Directions »
Return the records that follow unaltered. Omit every picture.

Extracted data »

———

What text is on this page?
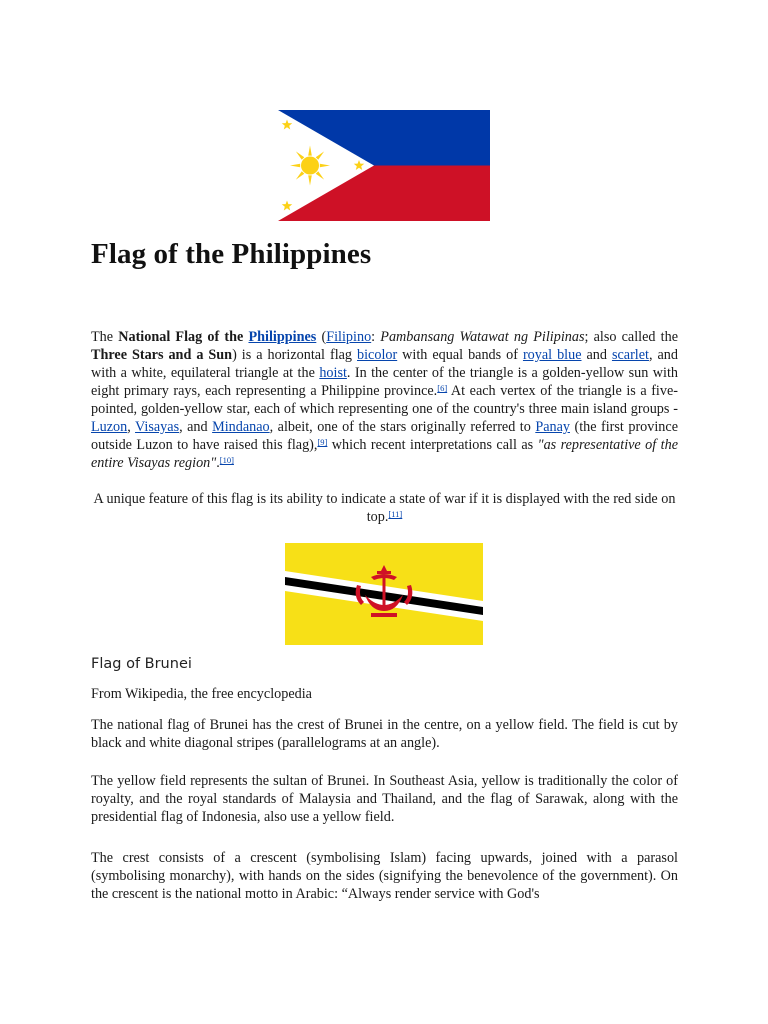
Flag of the Philippines

The National Flag of the Philippines (Filipino: Pambansang Watawat ng Pilipinas; also called the Three Stars and a Sun) is a horizontal flag bicolor with equal bands of royal blue and scarlet, and with a white, equilateral triangle at the hoist. In the center of the triangle is a golden-yellow sun with eight primary rays, each representing a Philippine province.[6] At each vertex of the triangle is a five-pointed, golden-yellow star, each of which representing one of the country's three main island groups - Luzon, Visayas, and Mindanao, albeit, one of the stars originally referred to Panay (the first province outside Luzon to have raised this flag),[9] which recent interpretations call as "as representative of the entire Visayas region".[10]

A unique feature of this flag is its ability to indicate a state of war if it is displayed with the red side on top.[11]

Flag of Brunei

From Wikipedia, the free encyclopedia

The national flag of Brunei has the crest of Brunei in the centre, on a yellow field. The field is cut by black and white diagonal stripes (parallelograms at an angle).

The yellow field represents the sultan of Brunei. In Southeast Asia, yellow is traditionally the color of royalty, and the royal standards of Malaysia and Thailand, and the flag of Sarawak, along with the presidential flag of Indonesia, also use a yellow field.

The crest consists of a crescent (symbolising Islam) facing upwards, joined with a parasol (symbolising monarchy), with hands on the sides (signifying the benevolence of the government). On the crescent is the national motto in Arabic: “Always render service with God's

———

Task output »
What text is on this page?
Flag of the Philippines

The National Flag of the Philippines (Filipino: Pambansang Watawat ng Pilipinas; also called the Three Stars and a Sun) is a horizontal flag bicolor with equal bands of royal blue and scarlet, and with a white, equilateral triangle at the hoist. In the center of the triangle is a golden-yellow sun with eight primary rays, each representing a Philippine province.[6] At each vertex of the triangle is a five-pointed, golden-yellow star, each of which representing one of the country's three main island groups - Luzon, Visayas, and Mindanao, albeit, one of the stars originally referred to Panay (the first province outside Luzon to have raised this flag),[9] which recent interpretations call as "as representative of the entire Visayas region".[10]

A unique feature of this flag is its ability to indicate a state of war if it is displayed with the red side on top.[11]

Flag of Brunei

From Wikipedia, the free encyclopedia

The national flag of Brunei has the crest of Brunei in the centre, on a yellow field. The field is cut by black and white diagonal stripes (parallelograms at an angle).

The yellow field represents the sultan of Brunei. In Southeast Asia, yellow is traditionally the color of royalty, and the royal standards of Malaysia and Thailand, and the flag of Sarawak, along with the presidential flag of Indonesia, also use a yellow field.

The crest consists of a crescent (symbolising Islam) facing upwards, joined with a parasol (symbolising monarchy), with hands on the sides (signifying the benevolence of the government). On the crescent is the national motto in Arabic: “Always render service with God's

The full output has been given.